Data entries

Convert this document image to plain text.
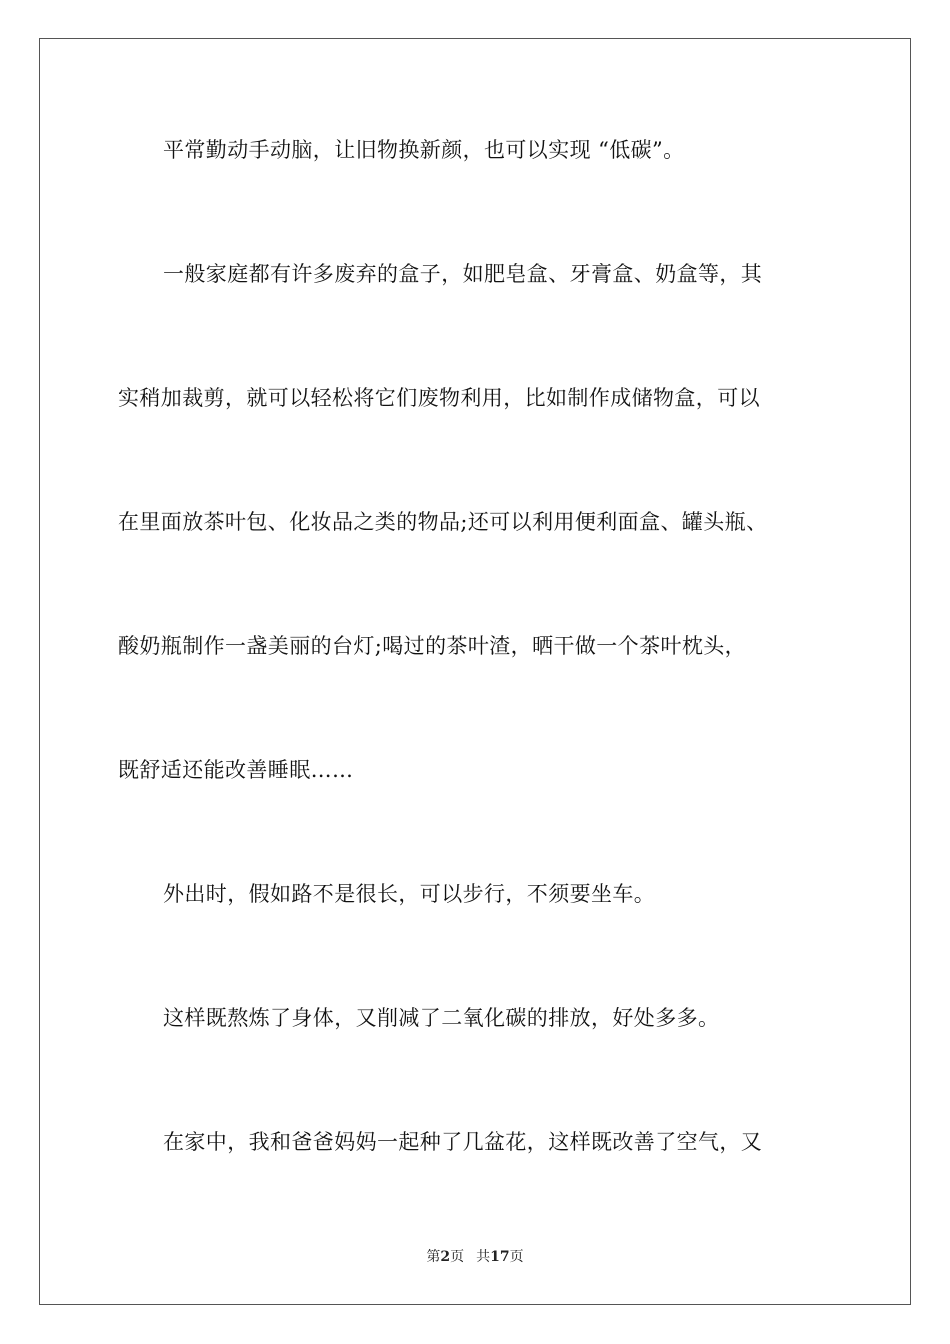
平常勤动手动脑，让旧物换新颜，也可以实现 “低碳”。
一般家庭都有许多废弃的盒子，如肥皂盒、牙膏盒、奶盒等，其
实稍加裁剪，就可以轻松将它们废物利用，比如制作成储物盒，可以
在里面放茶叶包、化妆品之类的物品;还可以利用便利面盒、罐头瓶、
酸奶瓶制作一盏美丽的台灯;喝过的茶叶渣，晒干做一个茶叶枕头，
既舒适还能改善睡眠……
外出时，假如路不是很长，可以步行，不须要坐车。
这样既熬炼了身体，又削减了二氧化碳的排放，好处多多。
在家中，我和爸爸妈妈一起种了几盆花，这样既改善了空气，又
第2页 共17页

### What is being asked
Copy out each line word for word, please, skipping the images.

### Solved problem
Convert this document image to plain text.
平常勤动手动脑，让旧物换新颜，也可以实现 “低碳”。
一般家庭都有许多废弃的盒子，如肥皂盒、牙膏盒、奶盒等，其
实稍加裁剪，就可以轻松将它们废物利用，比如制作成储物盒，可以
在里面放茶叶包、化妆品之类的物品;还可以利用便利面盒、罐头瓶、
酸奶瓶制作一盏美丽的台灯;喝过的茶叶渣，晒干做一个茶叶枕头，
既舒适还能改善睡眠……
外出时，假如路不是很长，可以步行，不须要坐车。
这样既熬炼了身体，又削减了二氧化碳的排放，好处多多。
在家中，我和爸爸妈妈一起种了几盆花，这样既改善了空气，又
第2页 共17页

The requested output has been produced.